• _AIM_: Return all lines with the word "screenshot" in them.

• _MATERIAL TO PROCESS_:
----

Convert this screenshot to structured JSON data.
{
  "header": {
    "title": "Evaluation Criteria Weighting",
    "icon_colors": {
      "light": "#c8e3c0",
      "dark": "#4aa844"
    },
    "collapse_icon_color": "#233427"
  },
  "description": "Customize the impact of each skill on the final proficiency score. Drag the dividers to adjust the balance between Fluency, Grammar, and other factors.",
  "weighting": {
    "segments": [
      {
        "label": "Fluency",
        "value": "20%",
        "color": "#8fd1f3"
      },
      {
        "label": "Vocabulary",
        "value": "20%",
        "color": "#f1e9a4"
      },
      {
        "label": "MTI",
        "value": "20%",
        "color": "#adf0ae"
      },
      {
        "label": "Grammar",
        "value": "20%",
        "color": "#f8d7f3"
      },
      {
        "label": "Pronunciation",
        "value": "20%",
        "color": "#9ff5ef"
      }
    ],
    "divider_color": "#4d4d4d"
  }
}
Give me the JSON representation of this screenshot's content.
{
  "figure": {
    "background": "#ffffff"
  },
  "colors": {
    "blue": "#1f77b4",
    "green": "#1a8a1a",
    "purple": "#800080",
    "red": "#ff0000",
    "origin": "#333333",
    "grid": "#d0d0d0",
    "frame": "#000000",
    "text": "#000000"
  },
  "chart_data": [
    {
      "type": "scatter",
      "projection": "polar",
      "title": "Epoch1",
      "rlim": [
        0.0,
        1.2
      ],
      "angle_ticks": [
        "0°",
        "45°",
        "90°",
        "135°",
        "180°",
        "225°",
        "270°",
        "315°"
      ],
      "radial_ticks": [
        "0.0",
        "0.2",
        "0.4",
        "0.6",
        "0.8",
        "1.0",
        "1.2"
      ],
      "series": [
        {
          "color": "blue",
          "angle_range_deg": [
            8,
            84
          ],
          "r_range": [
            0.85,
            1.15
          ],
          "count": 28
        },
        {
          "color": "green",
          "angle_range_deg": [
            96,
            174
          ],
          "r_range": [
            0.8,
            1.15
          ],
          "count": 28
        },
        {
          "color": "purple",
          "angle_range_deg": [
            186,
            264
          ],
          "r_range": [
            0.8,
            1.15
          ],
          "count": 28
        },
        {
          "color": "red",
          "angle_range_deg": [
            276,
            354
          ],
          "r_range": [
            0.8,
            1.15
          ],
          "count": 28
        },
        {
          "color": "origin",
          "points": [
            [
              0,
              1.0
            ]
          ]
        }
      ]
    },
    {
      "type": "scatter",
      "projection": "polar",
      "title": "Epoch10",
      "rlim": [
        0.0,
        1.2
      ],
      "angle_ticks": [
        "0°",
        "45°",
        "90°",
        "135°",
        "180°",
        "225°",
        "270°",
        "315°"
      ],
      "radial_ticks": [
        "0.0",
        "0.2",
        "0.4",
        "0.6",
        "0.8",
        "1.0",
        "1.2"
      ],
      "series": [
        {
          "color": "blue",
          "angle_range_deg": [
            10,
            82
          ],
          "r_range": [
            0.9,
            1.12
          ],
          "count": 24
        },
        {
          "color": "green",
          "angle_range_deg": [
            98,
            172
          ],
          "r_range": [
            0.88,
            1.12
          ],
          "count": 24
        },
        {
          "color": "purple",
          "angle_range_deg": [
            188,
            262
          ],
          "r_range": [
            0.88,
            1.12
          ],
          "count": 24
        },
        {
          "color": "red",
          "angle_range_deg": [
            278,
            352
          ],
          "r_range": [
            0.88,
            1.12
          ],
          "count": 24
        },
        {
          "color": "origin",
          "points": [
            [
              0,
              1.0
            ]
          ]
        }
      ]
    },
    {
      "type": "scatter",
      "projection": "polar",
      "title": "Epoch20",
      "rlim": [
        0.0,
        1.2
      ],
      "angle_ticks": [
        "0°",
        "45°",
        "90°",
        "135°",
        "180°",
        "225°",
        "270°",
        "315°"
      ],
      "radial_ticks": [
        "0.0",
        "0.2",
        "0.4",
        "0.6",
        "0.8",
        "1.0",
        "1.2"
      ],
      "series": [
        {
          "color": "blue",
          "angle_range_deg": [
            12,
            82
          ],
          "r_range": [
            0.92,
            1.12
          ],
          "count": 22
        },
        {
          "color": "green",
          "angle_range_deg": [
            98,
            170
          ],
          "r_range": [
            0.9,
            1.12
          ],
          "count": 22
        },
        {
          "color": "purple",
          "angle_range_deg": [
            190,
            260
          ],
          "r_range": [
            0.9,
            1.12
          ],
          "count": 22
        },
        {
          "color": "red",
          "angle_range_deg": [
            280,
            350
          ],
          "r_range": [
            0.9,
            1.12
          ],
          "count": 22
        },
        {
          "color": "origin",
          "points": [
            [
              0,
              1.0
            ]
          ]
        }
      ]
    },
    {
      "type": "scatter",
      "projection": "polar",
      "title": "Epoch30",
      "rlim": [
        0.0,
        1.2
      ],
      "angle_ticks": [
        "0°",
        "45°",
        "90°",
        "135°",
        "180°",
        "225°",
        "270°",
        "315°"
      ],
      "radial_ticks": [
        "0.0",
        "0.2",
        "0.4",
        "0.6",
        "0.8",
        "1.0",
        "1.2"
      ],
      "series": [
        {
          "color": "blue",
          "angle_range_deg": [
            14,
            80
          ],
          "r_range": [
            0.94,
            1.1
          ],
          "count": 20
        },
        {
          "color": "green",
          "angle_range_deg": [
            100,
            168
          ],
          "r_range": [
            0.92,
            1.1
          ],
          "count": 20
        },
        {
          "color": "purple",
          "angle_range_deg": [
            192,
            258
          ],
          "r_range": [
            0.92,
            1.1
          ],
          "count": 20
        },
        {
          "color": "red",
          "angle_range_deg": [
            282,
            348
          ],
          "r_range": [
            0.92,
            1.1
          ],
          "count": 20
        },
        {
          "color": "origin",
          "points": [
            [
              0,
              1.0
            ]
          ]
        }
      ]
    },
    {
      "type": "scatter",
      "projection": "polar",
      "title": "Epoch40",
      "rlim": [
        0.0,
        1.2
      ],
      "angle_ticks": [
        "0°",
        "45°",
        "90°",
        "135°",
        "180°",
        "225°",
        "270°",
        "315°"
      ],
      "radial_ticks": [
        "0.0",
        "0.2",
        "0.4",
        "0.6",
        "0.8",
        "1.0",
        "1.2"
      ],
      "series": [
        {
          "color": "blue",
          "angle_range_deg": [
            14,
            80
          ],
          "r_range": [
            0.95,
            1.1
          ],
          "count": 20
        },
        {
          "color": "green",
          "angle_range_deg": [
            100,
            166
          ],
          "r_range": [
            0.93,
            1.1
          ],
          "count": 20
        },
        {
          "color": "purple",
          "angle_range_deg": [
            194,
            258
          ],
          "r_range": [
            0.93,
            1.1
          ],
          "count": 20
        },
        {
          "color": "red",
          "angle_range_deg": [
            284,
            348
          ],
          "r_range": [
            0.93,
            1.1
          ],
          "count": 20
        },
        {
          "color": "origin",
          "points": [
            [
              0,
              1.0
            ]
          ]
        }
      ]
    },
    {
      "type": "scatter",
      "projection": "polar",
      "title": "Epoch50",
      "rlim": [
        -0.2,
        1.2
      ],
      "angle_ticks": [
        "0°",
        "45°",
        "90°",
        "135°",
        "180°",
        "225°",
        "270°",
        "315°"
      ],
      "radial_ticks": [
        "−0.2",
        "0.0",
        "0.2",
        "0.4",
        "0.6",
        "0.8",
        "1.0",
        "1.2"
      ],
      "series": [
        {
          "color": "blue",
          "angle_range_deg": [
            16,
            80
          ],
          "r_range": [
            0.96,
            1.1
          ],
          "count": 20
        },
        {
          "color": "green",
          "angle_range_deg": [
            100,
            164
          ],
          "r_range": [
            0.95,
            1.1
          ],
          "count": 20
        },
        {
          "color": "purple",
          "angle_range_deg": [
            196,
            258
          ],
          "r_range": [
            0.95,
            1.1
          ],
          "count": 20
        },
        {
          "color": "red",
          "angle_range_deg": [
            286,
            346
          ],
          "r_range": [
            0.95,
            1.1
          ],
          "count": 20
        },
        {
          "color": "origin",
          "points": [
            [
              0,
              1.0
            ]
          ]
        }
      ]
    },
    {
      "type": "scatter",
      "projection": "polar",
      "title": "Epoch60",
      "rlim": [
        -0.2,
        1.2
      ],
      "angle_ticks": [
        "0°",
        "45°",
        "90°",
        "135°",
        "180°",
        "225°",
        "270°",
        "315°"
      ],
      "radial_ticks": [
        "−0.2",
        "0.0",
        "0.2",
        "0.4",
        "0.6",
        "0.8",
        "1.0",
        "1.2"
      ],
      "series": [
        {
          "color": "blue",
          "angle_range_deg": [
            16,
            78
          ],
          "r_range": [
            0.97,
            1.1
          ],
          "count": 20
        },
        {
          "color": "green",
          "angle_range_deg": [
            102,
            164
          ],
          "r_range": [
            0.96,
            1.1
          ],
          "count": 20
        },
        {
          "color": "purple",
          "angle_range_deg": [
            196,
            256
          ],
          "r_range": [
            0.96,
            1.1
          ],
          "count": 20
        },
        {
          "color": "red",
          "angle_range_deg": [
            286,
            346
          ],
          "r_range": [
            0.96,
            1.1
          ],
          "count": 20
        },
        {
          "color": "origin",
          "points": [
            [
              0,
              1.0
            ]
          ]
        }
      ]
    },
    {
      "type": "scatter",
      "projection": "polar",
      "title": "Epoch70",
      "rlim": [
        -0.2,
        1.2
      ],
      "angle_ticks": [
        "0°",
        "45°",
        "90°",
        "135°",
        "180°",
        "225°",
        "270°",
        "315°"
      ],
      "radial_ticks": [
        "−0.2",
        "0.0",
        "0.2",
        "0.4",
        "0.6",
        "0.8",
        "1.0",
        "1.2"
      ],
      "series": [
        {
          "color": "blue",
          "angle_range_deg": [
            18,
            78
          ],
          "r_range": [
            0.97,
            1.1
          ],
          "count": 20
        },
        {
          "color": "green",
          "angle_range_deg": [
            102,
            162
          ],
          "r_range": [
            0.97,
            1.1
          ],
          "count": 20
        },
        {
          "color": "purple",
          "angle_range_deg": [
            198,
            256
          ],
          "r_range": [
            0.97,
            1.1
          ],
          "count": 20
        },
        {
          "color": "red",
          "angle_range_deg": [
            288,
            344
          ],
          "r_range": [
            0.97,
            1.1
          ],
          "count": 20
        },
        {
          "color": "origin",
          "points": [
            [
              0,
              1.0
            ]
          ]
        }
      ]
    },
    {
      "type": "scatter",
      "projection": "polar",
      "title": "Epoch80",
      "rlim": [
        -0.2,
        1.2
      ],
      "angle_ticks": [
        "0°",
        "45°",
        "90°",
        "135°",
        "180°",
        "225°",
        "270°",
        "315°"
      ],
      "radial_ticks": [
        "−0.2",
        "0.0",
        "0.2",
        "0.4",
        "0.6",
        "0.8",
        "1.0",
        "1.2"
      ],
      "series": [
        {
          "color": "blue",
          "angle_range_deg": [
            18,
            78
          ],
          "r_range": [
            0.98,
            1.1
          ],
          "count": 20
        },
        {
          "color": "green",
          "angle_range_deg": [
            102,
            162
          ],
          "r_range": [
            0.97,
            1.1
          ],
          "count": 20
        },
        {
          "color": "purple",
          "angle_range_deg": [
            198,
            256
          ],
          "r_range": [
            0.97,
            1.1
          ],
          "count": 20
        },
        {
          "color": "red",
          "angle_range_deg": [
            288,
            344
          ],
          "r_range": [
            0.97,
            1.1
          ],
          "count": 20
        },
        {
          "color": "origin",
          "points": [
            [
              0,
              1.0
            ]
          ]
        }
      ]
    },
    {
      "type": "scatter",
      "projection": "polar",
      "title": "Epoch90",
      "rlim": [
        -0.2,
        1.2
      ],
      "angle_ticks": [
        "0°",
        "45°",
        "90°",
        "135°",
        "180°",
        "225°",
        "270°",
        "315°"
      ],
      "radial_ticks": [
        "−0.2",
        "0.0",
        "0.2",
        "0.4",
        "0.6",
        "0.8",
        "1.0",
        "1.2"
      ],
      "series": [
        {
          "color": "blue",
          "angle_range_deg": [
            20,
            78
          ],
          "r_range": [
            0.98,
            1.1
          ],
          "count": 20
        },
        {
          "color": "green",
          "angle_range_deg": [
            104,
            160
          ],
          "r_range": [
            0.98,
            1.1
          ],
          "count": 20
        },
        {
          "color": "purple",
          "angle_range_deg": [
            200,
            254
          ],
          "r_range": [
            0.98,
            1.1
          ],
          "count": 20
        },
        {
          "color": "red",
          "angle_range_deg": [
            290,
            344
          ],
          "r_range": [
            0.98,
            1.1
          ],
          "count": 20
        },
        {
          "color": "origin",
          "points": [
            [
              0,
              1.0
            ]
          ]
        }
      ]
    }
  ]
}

----

• _RESULT_:
Convert this screenshot to structured JSON data.
Give me the JSON representation of this screenshot's content.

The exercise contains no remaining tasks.